*What you will do*:
Write out the full listing again, exactly as it stands.

*Working data*:
================
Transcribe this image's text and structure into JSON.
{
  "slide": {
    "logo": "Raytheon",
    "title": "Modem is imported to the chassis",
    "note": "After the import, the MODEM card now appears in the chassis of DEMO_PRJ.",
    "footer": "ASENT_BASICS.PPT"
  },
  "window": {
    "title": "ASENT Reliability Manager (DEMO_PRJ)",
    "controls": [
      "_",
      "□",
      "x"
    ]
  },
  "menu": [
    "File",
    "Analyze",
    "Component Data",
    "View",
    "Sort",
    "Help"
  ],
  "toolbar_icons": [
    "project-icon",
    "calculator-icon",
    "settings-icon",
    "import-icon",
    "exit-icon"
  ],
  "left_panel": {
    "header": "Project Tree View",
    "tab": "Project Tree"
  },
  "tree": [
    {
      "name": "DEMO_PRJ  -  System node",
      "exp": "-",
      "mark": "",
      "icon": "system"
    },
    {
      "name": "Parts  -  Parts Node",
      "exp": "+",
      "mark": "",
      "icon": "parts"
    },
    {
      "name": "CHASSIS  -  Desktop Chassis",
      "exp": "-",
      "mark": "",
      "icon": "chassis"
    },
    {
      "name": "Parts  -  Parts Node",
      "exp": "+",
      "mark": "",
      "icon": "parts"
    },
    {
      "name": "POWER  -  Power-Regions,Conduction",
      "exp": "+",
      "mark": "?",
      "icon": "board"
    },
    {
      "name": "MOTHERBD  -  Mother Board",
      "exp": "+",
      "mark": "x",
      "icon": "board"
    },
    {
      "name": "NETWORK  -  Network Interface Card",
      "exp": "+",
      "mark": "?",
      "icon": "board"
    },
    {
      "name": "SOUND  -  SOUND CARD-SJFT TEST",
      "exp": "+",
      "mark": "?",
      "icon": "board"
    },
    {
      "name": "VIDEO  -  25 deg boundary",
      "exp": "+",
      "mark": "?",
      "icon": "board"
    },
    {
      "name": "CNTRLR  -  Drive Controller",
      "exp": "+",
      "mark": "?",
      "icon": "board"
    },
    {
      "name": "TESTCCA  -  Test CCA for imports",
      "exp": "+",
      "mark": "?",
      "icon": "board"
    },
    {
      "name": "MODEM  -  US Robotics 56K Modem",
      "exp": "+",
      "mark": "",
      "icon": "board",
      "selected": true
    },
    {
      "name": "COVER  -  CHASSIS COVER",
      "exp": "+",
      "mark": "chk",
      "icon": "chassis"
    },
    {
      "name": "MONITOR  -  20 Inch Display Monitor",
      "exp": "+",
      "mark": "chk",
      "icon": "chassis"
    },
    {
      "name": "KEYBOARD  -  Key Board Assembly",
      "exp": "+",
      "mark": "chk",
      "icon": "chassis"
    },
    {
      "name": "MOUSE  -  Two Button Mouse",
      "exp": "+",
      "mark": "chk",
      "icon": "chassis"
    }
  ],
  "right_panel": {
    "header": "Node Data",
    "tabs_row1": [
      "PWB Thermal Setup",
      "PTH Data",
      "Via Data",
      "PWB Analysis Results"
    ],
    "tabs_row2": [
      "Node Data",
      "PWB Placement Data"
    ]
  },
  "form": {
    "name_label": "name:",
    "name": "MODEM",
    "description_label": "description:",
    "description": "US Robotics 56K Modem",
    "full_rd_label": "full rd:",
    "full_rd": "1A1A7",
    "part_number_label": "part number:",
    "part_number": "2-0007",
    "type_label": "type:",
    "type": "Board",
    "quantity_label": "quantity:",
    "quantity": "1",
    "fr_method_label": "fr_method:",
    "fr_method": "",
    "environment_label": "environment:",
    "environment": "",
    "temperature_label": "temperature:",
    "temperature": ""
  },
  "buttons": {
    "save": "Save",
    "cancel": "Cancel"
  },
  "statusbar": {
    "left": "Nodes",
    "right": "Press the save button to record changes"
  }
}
================
*Written reply*:
Transcribe this image's text and structure into JSON.
{
  "slide": {
    "logo": "Raytheon",
    "title": "Modem is imported to the chassis",
    "note": "After the import, the MODEM card now appears in the chassis of DEMO_PRJ.",
    "footer": "ASENT_BASICS.PPT"
  },
  "window": {
    "title": "ASENT Reliability Manager (DEMO_PRJ)",
    "controls": [
      "_",
      "□",
      "x"
    ]
  },
  "menu": [
    "File",
    "Analyze",
    "Component Data",
    "View",
    "Sort",
    "Help"
  ],
  "toolbar_icons": [
    "project-icon",
    "calculator-icon",
    "settings-icon",
    "import-icon",
    "exit-icon"
  ],
  "left_panel": {
    "header": "Project Tree View",
    "tab": "Project Tree"
  },
  "tree": [
    {
      "name": "DEMO_PRJ  -  System node",
      "exp": "-",
      "mark": "",
      "icon": "system"
    },
    {
      "name": "Parts  -  Parts Node",
      "exp": "+",
      "mark": "",
      "icon": "parts"
    },
    {
      "name": "CHASSIS  -  Desktop Chassis",
      "exp": "-",
      "mark": "",
      "icon": "chassis"
    },
    {
      "name": "Parts  -  Parts Node",
      "exp": "+",
      "mark": "",
      "icon": "parts"
    },
    {
      "name": "POWER  -  Power-Regions,Conduction",
      "exp": "+",
      "mark": "?",
      "icon": "board"
    },
    {
      "name": "MOTHERBD  -  Mother Board",
      "exp": "+",
      "mark": "x",
      "icon": "board"
    },
    {
      "name": "NETWORK  -  Network Interface Card",
      "exp": "+",
      "mark": "?",
      "icon": "board"
    },
    {
      "name": "SOUND  -  SOUND CARD-SJFT TEST",
      "exp": "+",
      "mark": "?",
      "icon": "board"
    },
    {
      "name": "VIDEO  -  25 deg boundary",
      "exp": "+",
      "mark": "?",
      "icon": "board"
    },
    {
      "name": "CNTRLR  -  Drive Controller",
      "exp": "+",
      "mark": "?",
      "icon": "board"
    },
    {
      "name": "TESTCCA  -  Test CCA for imports",
      "exp": "+",
      "mark": "?",
      "icon": "board"
    },
    {
      "name": "MODEM  -  US Robotics 56K Modem",
      "exp": "+",
      "mark": "",
      "icon": "board",
      "selected": true
    },
    {
      "name": "COVER  -  CHASSIS COVER",
      "exp": "+",
      "mark": "chk",
      "icon": "chassis"
    },
    {
      "name": "MONITOR  -  20 Inch Display Monitor",
      "exp": "+",
      "mark": "chk",
      "icon": "chassis"
    },
    {
      "name": "KEYBOARD  -  Key Board Assembly",
      "exp": "+",
      "mark": "chk",
      "icon": "chassis"
    },
    {
      "name": "MOUSE  -  Two Button Mouse",
      "exp": "+",
      "mark": "chk",
      "icon": "chassis"
    }
  ],
  "right_panel": {
    "header": "Node Data",
    "tabs_row1": [
      "PWB Thermal Setup",
      "PTH Data",
      "Via Data",
      "PWB Analysis Results"
    ],
    "tabs_row2": [
      "Node Data",
      "PWB Placement Data"
    ]
  },
  "form": {
    "name_label": "name:",
    "name": "MODEM",
    "description_label": "description:",
    "description": "US Robotics 56K Modem",
    "full_rd_label": "full rd:",
    "full_rd": "1A1A7",
    "part_number_label": "part number:",
    "part_number": "2-0007",
    "type_label": "type:",
    "type": "Board",
    "quantity_label": "quantity:",
    "quantity": "1",
    "fr_method_label": "fr_method:",
    "fr_method": "",
    "environment_label": "environment:",
    "environment": "",
    "temperature_label": "temperature:",
    "temperature": ""
  },
  "buttons": {
    "save": "Save",
    "cancel": "Cancel"
  },
  "statusbar": {
    "left": "Nodes",
    "right": "Press the save button to record changes"
  }
}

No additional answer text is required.